(Items listed in a dataset)

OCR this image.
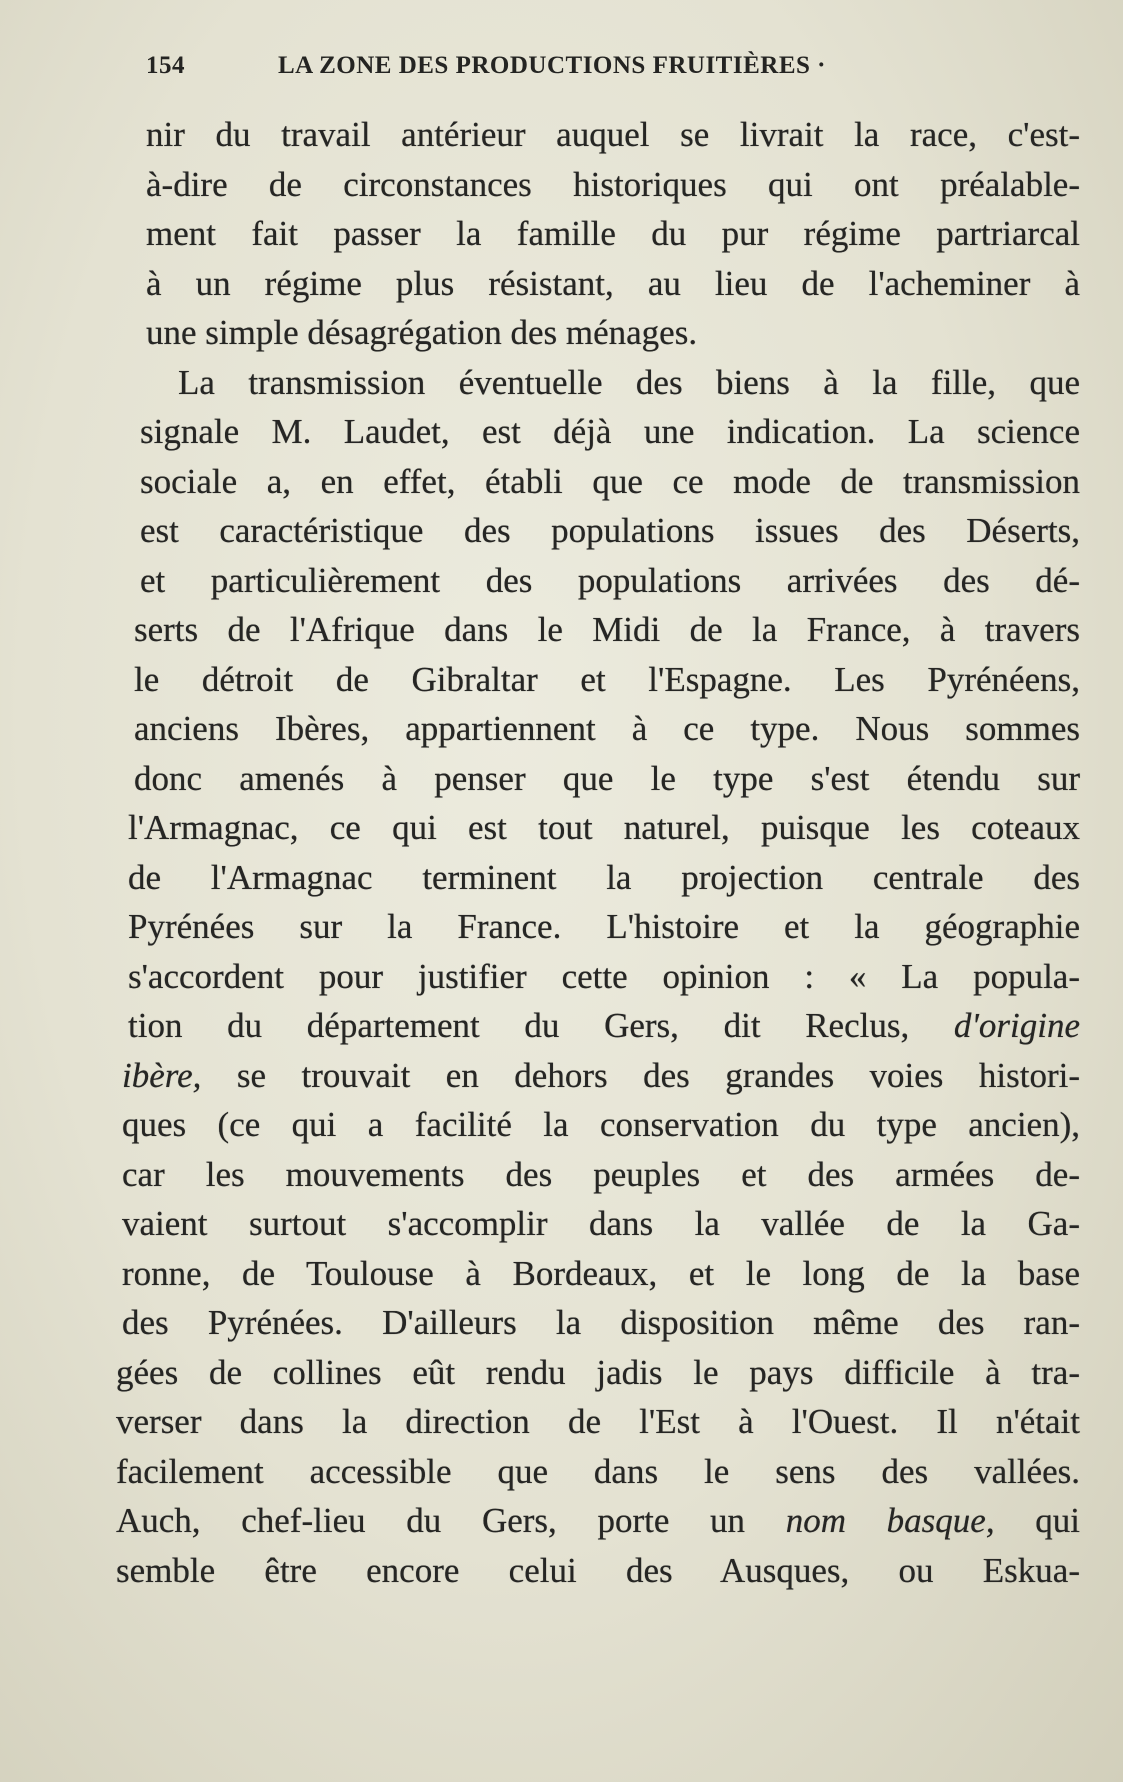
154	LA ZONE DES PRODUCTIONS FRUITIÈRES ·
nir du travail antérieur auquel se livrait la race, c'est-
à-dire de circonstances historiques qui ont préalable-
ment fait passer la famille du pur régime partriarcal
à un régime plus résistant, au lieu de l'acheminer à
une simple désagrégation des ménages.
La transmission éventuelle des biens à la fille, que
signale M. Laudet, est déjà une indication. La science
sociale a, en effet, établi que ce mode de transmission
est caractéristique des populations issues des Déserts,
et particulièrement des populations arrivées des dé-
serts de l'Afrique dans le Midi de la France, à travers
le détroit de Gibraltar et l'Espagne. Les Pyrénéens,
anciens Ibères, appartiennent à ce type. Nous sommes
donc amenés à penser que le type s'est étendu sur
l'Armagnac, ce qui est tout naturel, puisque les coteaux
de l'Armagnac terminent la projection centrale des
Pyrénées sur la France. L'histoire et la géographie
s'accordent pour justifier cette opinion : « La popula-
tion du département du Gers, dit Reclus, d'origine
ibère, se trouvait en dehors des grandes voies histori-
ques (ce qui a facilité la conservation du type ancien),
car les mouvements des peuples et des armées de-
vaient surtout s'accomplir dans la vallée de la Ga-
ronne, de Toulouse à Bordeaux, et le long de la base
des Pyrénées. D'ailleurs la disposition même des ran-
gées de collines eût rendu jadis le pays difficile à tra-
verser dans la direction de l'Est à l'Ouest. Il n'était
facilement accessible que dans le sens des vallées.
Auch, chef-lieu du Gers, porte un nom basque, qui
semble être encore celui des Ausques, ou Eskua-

Written task: Scan the material above. Copy each line where "transmission" occurs.

Solution to the exercise:
La transmission éventuelle des biens à la fille, que
sociale a, en effet, établi que ce mode de transmission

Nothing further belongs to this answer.